**Directions**.
Return all the data, word for word.

**Provided material**.

>>>

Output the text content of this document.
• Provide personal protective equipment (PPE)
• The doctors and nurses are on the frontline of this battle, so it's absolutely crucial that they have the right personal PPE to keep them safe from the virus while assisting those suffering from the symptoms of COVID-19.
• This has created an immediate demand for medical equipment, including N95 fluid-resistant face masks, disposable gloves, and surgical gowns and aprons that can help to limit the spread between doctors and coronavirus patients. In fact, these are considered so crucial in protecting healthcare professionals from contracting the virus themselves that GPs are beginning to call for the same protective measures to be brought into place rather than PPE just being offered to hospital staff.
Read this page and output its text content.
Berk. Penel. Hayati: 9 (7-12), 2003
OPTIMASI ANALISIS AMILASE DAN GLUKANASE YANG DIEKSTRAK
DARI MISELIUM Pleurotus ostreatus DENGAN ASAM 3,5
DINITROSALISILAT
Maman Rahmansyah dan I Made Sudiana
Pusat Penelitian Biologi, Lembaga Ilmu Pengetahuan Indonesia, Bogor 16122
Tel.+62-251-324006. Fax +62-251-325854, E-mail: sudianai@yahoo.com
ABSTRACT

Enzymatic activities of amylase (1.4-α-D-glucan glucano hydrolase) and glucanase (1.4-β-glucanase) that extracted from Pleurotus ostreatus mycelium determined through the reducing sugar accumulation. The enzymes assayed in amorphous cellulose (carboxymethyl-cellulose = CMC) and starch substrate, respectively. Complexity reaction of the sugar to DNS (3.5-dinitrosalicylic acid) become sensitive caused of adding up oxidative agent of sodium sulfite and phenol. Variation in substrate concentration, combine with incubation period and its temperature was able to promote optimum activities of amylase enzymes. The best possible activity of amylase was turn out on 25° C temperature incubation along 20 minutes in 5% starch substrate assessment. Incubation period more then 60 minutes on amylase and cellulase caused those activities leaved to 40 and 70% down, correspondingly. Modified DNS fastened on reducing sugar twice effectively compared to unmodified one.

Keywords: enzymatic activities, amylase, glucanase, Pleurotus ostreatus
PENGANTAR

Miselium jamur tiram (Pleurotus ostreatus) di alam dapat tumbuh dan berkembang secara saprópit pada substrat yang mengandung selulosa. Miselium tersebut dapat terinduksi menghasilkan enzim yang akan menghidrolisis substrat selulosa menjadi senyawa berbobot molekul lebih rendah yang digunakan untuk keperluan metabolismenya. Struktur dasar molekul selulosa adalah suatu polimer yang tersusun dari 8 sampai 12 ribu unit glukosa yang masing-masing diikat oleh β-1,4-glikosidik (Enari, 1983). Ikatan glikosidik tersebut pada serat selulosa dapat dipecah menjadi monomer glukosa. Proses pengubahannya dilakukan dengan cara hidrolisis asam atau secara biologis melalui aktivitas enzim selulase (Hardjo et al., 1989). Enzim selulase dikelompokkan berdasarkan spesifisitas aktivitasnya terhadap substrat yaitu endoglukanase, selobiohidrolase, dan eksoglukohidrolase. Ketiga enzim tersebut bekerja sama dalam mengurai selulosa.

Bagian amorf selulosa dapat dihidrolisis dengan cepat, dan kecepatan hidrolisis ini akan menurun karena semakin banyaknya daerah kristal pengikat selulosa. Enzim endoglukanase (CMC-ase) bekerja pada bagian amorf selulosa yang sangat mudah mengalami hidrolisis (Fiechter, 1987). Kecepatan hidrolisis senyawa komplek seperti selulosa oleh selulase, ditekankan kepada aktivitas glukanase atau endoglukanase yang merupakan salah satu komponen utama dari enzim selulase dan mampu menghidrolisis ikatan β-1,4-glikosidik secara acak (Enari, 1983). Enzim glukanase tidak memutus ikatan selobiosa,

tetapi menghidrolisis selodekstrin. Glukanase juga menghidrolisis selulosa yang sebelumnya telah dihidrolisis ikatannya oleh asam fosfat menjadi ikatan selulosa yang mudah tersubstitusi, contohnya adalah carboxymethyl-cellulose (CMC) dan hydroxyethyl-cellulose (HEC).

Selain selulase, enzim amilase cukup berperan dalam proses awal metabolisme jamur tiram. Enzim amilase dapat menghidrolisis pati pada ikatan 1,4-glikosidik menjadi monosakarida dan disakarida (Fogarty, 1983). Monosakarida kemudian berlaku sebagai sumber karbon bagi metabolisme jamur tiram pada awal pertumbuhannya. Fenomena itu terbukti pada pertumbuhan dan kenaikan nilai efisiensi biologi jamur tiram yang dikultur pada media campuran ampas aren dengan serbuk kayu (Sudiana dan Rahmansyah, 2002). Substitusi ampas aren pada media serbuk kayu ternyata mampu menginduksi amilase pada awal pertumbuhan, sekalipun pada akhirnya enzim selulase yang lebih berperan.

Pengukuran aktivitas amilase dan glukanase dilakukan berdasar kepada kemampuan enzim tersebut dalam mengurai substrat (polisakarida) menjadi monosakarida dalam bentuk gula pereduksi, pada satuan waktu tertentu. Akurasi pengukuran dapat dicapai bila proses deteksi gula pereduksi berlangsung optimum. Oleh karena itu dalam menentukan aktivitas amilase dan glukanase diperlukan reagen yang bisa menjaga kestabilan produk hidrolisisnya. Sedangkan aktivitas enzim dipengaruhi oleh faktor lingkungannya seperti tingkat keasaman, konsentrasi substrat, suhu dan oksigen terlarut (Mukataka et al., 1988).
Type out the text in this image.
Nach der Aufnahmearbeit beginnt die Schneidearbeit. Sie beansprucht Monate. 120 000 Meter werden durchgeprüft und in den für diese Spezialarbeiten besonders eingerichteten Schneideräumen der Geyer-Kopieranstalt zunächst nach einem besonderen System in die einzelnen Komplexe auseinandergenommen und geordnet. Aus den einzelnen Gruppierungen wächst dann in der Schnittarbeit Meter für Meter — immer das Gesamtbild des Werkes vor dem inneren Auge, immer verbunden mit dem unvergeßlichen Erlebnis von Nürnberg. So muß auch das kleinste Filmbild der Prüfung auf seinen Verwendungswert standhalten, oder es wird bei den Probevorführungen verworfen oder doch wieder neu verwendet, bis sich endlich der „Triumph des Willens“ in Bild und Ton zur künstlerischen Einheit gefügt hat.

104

<<<

**Response to the exercise**.
Output the text content of this document.
• Provide personal protective equipment (PPE)
• The doctors and nurses are on the frontline of this battle, so it's absolutely crucial that they have the right personal PPE to keep them safe from the virus while assisting those suffering from the symptoms of COVID-19.
• This has created an immediate demand for medical equipment, including N95 fluid-resistant face masks, disposable gloves, and surgical gowns and aprons that can help to limit the spread between doctors and coronavirus patients. In fact, these are considered so crucial in protecting healthcare professionals from contracting the virus themselves that GPs are beginning to call for the same protective measures to be brought into place rather than PPE just being offered to hospital staff.
Read this page and output its text content.
Berk. Penel. Hayati: 9 (7-12), 2003
OPTIMASI ANALISIS AMILASE DAN GLUKANASE YANG DIEKSTRAK
DARI MISELIUM Pleurotus ostreatus DENGAN ASAM 3,5
DINITROSALISILAT
Maman Rahmansyah dan I Made Sudiana
Pusat Penelitian Biologi, Lembaga Ilmu Pengetahuan Indonesia, Bogor 16122
Tel.+62-251-324006. Fax +62-251-325854, E-mail: sudianai@yahoo.com
ABSTRACT

Enzymatic activities of amylase (1.4-α-D-glucan glucano hydrolase) and glucanase (1.4-β-glucanase) that extracted from Pleurotus ostreatus mycelium determined through the reducing sugar accumulation. The enzymes assayed in amorphous cellulose (carboxymethyl-cellulose = CMC) and starch substrate, respectively. Complexity reaction of the sugar to DNS (3.5-dinitrosalicylic acid) become sensitive caused of adding up oxidative agent of sodium sulfite and phenol. Variation in substrate concentration, combine with incubation period and its temperature was able to promote optimum activities of amylase enzymes. The best possible activity of amylase was turn out on 25° C temperature incubation along 20 minutes in 5% starch substrate assessment. Incubation period more then 60 minutes on amylase and cellulase caused those activities leaved to 40 and 70% down, correspondingly. Modified DNS fastened on reducing sugar twice effectively compared to unmodified one.

Keywords: enzymatic activities, amylase, glucanase, Pleurotus ostreatus
PENGANTAR

Miselium jamur tiram (Pleurotus ostreatus) di alam dapat tumbuh dan berkembang secara saprópit pada substrat yang mengandung selulosa. Miselium tersebut dapat terinduksi menghasilkan enzim yang akan menghidrolisis substrat selulosa menjadi senyawa berbobot molekul lebih rendah yang digunakan untuk keperluan metabolismenya. Struktur dasar molekul selulosa adalah suatu polimer yang tersusun dari 8 sampai 12 ribu unit glukosa yang masing-masing diikat oleh β-1,4-glikosidik (Enari, 1983). Ikatan glikosidik tersebut pada serat selulosa dapat dipecah menjadi monomer glukosa. Proses pengubahannya dilakukan dengan cara hidrolisis asam atau secara biologis melalui aktivitas enzim selulase (Hardjo et al., 1989). Enzim selulase dikelompokkan berdasarkan spesifisitas aktivitasnya terhadap substrat yaitu endoglukanase, selobiohidrolase, dan eksoglukohidrolase. Ketiga enzim tersebut bekerja sama dalam mengurai selulosa.

Bagian amorf selulosa dapat dihidrolisis dengan cepat, dan kecepatan hidrolisis ini akan menurun karena semakin banyaknya daerah kristal pengikat selulosa. Enzim endoglukanase (CMC-ase) bekerja pada bagian amorf selulosa yang sangat mudah mengalami hidrolisis (Fiechter, 1987). Kecepatan hidrolisis senyawa komplek seperti selulosa oleh selulase, ditekankan kepada aktivitas glukanase atau endoglukanase yang merupakan salah satu komponen utama dari enzim selulase dan mampu menghidrolisis ikatan β-1,4-glikosidik secara acak (Enari, 1983). Enzim glukanase tidak memutus ikatan selobiosa,

tetapi menghidrolisis selodekstrin. Glukanase juga menghidrolisis selulosa yang sebelumnya telah dihidrolisis ikatannya oleh asam fosfat menjadi ikatan selulosa yang mudah tersubstitusi, contohnya adalah carboxymethyl-cellulose (CMC) dan hydroxyethyl-cellulose (HEC).

Selain selulase, enzim amilase cukup berperan dalam proses awal metabolisme jamur tiram. Enzim amilase dapat menghidrolisis pati pada ikatan 1,4-glikosidik menjadi monosakarida dan disakarida (Fogarty, 1983). Monosakarida kemudian berlaku sebagai sumber karbon bagi metabolisme jamur tiram pada awal pertumbuhannya. Fenomena itu terbukti pada pertumbuhan dan kenaikan nilai efisiensi biologi jamur tiram yang dikultur pada media campuran ampas aren dengan serbuk kayu (Sudiana dan Rahmansyah, 2002). Substitusi ampas aren pada media serbuk kayu ternyata mampu menginduksi amilase pada awal pertumbuhan, sekalipun pada akhirnya enzim selulase yang lebih berperan.

Pengukuran aktivitas amilase dan glukanase dilakukan berdasar kepada kemampuan enzim tersebut dalam mengurai substrat (polisakarida) menjadi monosakarida dalam bentuk gula pereduksi, pada satuan waktu tertentu. Akurasi pengukuran dapat dicapai bila proses deteksi gula pereduksi berlangsung optimum. Oleh karena itu dalam menentukan aktivitas amilase dan glukanase diperlukan reagen yang bisa menjaga kestabilan produk hidrolisisnya. Sedangkan aktivitas enzim dipengaruhi oleh faktor lingkungannya seperti tingkat keasaman, konsentrasi substrat, suhu dan oksigen terlarut (Mukataka et al., 1988).
Type out the text in this image.
Nach der Aufnahmearbeit beginnt die Schneidearbeit. Sie beansprucht Monate. 120 000 Meter werden durchgeprüft und in den für diese Spezialarbeiten besonders eingerichteten Schneideräumen der Geyer-Kopieranstalt zunächst nach einem besonderen System in die einzelnen Komplexe auseinandergenommen und geordnet. Aus den einzelnen Gruppierungen wächst dann in der Schnittarbeit Meter für Meter — immer das Gesamtbild des Werkes vor dem inneren Auge, immer verbunden mit dem unvergeßlichen Erlebnis von Nürnberg. So muß auch das kleinste Filmbild der Prüfung auf seinen Verwendungswert standhalten, oder es wird bei den Probevorführungen verworfen oder doch wieder neu verwendet, bis sich endlich der „Triumph des Willens“ in Bild und Ton zur künstlerischen Einheit gefügt hat.

104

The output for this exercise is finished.